Burundian singer and musician

Eliane Becks Nininahazwe is a Burundian singer and musician, who is also known for promoting AIDS/HIV awareness both in Burundi, and in the Netherlands, where she now lives.

==Career==
Eliane Becks Nininahazwe was born and raised in Murira, Commune of Gihanga, Burundi. She was brought up during the fighting between the Hutu and Tutsi tribes, which resulted in the death of her sister during childbirth as they failed to get her to a hospital. She was diagnosed with Type 1 diabetes, and suffered from hyperglycaemia. Nininahazwe managed to control her blood sugar levels through regular check ups. Later on, she fell pregnant and her boyfriend left her, but she decided to keep the child.

Four months after giving birth, she met Dutchman Michel Becks, with whom she moved to Angola for his work. During a routine check for diabetes at the hospital she attended, she was diagnosed with HIV. After a bad experience at that hospital, she sought medical treatment in South Africa. Because of the stigma against HIV in Africa, the couple hid her medication whenever they travelled across borders in that continent. They then moved to The Netherlands, where she founded her company Indonongo, named after the one stringed instrument made from a cow's horn which she played. Due to the rarity of the instrument in the Netherlands, she brings back parts and equipment whenever she returns to Burundi.

◆ ◆ ◆

*What to do:*
(a) Rewrite the stretch of the Nininahazwe biography from "Four months after" through "returns to Burundi.", changing "Angola" to "Mozambique".
(b) Answer these questions from the Nininahazwe biography:
(i) Where was Nininahazwe born and raised?
(ii) What was she diagnosed with during a routine check for diabetes?
(iii) What is her company Indonongo named after?
(c) Please continue the Nininahazwe biography from the point where it stops.
The data after this text are separate material.

Stored data entries:
◆ ◆ ◆

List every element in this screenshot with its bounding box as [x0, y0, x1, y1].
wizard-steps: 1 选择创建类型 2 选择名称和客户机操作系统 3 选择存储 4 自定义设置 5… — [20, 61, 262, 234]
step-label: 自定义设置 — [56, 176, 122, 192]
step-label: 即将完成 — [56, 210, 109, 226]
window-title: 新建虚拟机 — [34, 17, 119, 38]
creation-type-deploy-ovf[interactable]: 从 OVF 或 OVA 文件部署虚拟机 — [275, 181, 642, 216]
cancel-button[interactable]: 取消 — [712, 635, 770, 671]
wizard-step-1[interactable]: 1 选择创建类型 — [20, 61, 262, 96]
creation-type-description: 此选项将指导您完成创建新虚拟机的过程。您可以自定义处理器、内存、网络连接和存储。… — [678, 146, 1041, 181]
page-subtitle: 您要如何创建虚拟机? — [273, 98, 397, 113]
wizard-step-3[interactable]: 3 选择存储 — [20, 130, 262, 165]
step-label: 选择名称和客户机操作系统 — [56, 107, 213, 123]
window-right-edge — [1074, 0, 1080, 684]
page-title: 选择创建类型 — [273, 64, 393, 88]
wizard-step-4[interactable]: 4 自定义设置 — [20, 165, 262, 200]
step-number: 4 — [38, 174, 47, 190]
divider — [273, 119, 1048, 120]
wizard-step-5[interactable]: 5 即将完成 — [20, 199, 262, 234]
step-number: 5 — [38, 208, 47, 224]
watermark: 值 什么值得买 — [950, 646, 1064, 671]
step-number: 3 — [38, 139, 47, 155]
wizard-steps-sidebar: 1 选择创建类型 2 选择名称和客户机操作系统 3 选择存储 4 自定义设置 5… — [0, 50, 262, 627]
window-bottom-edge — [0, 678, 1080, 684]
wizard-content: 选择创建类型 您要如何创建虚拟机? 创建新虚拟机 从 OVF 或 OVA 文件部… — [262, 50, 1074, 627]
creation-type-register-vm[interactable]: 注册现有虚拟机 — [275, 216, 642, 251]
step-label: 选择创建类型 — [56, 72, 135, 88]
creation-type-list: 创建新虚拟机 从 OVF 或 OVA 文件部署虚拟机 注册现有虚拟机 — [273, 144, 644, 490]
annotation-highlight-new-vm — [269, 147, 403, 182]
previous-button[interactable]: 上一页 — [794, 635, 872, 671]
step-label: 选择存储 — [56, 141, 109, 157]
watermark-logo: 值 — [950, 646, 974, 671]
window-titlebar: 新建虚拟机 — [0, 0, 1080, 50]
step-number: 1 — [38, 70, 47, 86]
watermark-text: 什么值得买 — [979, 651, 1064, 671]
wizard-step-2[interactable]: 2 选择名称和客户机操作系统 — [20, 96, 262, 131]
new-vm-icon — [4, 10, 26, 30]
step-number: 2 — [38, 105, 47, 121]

◆ ◆ ◆

*Answers for the tasks:*
(a)
Four months after giving birth, she met Dutchman Michel Becks, with whom she moved to Mozambique for his work. During a routine check for diabetes at the hospital she attended, she was diagnosed with HIV. After a bad experience at that hospital, she sought medical treatment in South Africa. Because of the stigma against HIV in Africa, the couple hid her medication whenever they travelled across borders in that continent. They then moved to The Netherlands, where she founded her company Indonongo, named after the one stringed instrument made from a cow's horn which she played. Due to the rarity of the instrument in the Netherlands, she brings back parts and equipment whenever she returns to Burundi.

(b)
(i) Murira, Commune of Gihanga, Burundi.
(ii) HIV.
(iii) The one-stringed instrument made from a cow's horn that she played.

(c)
Ever since her diagnosis, she has become an AIDS/HIV activist, promoting knowledge regarding the issues around the disease and fighting against the stigma which is still quite prevalent in Africa. Nininahazwe continues to openly promote AIDS awareness, being one of roughly two hundred people promoting World AIDS Day in 2015 on the official website. As a part of the celebrations in the following year, she sang at an event in The Netherlands promoting AIDS awareness and celebrating the work of The Netherlands drama No Socks No Shoes. In 2016, she was named one of the winners of that year's Voice Achievers Awards, winning the African Inspiration Award.

==Personal life==
She is married with children, and now lives in Amersfoort, Netherlands.